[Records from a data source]
_ _ _

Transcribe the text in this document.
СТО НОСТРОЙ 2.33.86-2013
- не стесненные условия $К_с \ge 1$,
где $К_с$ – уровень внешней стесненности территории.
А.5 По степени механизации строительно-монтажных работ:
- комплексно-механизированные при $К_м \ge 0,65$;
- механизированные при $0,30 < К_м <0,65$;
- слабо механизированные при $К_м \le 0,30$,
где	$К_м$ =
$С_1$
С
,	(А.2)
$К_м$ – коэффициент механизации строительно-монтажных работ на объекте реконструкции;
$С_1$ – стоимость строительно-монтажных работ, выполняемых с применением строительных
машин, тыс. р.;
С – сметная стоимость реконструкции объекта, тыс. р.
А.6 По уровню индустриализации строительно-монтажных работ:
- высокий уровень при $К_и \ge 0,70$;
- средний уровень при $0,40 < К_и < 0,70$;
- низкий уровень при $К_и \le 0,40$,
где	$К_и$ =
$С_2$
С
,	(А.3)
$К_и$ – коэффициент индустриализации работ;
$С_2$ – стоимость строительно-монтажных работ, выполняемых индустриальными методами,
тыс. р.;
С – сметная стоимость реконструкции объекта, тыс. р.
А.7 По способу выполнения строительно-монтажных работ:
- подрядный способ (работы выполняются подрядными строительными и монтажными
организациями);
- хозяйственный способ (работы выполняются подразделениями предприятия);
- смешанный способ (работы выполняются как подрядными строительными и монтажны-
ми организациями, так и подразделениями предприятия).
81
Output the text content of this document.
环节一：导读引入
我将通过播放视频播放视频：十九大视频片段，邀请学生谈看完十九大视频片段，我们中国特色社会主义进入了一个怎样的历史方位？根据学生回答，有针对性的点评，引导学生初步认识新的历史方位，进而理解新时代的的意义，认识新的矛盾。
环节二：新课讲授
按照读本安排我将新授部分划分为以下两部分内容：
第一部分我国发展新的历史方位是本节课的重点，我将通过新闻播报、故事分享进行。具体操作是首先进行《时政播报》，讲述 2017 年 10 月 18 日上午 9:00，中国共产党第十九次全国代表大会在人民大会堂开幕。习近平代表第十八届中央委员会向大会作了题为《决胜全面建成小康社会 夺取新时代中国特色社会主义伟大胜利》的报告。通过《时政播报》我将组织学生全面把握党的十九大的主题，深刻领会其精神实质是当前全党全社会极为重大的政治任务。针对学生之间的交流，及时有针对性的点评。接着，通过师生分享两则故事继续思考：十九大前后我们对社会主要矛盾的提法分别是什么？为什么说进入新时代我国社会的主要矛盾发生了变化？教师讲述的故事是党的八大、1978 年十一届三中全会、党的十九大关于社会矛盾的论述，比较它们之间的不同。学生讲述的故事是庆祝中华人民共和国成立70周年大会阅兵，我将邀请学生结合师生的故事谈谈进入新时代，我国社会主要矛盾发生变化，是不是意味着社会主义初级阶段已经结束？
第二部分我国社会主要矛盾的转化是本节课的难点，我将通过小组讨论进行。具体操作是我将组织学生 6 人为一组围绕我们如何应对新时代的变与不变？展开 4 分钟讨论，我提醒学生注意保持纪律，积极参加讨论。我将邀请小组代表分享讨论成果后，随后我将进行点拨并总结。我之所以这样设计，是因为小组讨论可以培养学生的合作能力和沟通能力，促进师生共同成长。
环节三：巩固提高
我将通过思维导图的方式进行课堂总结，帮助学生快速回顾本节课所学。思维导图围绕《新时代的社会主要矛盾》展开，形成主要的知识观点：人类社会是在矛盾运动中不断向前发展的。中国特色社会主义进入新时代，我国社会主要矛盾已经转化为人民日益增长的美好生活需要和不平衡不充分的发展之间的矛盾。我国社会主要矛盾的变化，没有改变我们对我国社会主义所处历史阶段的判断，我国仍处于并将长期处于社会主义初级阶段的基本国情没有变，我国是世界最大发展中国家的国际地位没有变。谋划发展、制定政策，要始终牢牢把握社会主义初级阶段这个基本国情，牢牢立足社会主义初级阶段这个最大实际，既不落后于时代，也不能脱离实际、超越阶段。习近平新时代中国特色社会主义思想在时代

_ _ _

Among the entries above, identify all lines with "работы" and copy them.

- подрядный способ (работы выполняются подрядными строительными и монтажными
- хозяйственный способ (работы выполняются подразделениями предприятия);
- смешанный способ (работы выполняются как подрядными строительными и монтажны-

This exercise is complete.